## Directions
Search the entries for the word "Vertical" and pull out each line that has it.

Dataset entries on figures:
☆ ☆ ☆ ☆ ☆

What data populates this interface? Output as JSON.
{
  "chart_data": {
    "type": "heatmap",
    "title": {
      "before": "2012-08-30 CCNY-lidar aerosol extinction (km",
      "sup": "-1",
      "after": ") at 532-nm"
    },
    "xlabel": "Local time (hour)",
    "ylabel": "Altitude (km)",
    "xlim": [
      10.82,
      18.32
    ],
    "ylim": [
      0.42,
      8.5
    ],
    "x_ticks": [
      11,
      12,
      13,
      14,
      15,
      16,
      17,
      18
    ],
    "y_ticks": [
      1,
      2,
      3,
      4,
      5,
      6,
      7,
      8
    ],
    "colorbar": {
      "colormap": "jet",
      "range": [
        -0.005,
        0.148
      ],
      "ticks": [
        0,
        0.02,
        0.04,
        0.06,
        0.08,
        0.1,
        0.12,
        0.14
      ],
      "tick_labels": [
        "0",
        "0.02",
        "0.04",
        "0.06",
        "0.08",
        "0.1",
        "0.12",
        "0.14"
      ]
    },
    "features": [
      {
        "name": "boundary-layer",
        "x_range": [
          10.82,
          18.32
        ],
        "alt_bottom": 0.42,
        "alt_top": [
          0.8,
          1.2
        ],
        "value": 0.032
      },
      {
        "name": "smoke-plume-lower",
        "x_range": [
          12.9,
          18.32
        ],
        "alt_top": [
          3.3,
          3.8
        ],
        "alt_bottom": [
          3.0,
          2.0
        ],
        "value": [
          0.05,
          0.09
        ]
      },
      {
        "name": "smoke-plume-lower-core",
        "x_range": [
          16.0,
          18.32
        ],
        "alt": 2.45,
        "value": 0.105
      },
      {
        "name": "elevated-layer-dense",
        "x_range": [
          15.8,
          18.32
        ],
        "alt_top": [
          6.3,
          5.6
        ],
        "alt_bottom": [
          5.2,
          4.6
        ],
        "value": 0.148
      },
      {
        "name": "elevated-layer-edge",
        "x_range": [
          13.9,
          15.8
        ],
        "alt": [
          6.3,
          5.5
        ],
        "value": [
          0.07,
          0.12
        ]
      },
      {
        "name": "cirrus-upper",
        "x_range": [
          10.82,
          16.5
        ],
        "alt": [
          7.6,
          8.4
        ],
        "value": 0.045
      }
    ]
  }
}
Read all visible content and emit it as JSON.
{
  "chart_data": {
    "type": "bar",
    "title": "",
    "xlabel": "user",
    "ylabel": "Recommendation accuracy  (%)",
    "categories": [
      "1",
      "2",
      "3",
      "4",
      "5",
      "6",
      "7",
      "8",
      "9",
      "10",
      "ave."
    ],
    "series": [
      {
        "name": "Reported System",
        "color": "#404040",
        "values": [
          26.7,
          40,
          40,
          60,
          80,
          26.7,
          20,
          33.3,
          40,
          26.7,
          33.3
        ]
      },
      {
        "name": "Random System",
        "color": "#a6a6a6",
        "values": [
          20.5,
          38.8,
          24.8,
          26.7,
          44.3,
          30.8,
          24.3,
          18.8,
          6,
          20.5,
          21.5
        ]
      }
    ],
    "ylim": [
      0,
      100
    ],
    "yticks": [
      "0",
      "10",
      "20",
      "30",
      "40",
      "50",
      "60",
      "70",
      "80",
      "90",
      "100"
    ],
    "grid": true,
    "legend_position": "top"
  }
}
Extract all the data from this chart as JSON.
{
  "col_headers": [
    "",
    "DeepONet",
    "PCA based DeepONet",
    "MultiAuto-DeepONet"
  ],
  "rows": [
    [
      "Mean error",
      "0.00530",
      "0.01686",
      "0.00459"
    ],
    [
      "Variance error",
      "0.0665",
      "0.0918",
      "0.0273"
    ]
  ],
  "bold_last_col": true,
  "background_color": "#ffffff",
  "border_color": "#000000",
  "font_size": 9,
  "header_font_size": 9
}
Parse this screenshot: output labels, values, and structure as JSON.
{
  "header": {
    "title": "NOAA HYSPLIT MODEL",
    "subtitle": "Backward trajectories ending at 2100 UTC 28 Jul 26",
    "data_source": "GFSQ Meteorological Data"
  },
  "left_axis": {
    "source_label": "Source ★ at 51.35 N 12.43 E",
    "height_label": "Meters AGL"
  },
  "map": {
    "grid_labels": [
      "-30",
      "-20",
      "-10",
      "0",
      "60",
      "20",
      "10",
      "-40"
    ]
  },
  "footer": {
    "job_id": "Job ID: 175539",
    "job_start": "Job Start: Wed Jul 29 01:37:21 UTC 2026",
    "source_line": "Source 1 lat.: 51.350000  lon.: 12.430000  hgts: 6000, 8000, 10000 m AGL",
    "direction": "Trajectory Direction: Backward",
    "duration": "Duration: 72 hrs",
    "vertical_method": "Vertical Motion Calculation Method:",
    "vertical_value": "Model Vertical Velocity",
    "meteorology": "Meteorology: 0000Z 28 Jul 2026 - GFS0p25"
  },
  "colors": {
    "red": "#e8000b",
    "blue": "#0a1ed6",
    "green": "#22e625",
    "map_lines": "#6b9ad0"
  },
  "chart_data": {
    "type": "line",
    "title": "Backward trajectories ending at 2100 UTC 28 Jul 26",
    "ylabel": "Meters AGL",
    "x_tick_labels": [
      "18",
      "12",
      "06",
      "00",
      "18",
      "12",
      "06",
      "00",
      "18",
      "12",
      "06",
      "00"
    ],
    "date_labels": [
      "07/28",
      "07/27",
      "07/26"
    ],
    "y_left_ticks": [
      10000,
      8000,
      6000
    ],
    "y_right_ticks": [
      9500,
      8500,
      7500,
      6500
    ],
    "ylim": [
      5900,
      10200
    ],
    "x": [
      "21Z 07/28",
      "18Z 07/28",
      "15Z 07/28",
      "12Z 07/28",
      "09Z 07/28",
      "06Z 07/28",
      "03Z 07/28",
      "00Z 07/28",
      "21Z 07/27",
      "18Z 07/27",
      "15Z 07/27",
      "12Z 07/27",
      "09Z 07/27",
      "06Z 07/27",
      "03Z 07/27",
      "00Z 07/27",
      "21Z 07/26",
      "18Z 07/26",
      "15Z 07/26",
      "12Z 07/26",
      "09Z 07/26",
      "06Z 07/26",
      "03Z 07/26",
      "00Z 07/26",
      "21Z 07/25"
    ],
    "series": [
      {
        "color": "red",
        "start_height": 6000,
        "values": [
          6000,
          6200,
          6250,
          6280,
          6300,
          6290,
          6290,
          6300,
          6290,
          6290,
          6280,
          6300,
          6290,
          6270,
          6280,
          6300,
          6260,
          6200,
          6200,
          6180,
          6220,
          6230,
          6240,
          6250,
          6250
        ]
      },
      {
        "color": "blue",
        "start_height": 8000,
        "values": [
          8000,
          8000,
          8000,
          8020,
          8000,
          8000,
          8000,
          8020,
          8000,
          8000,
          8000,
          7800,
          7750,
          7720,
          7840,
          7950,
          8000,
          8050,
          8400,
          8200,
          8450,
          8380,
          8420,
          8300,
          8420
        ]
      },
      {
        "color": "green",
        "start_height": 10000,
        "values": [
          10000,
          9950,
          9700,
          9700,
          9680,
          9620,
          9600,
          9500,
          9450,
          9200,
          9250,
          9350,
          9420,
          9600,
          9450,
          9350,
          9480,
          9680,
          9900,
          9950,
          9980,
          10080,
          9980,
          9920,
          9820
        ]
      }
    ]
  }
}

☆ ☆ ☆ ☆ ☆

## Answer to the problem
    "vertical_method": "Vertical Motion Calculation Method:",
    "vertical_value": "Model Vertical Velocity",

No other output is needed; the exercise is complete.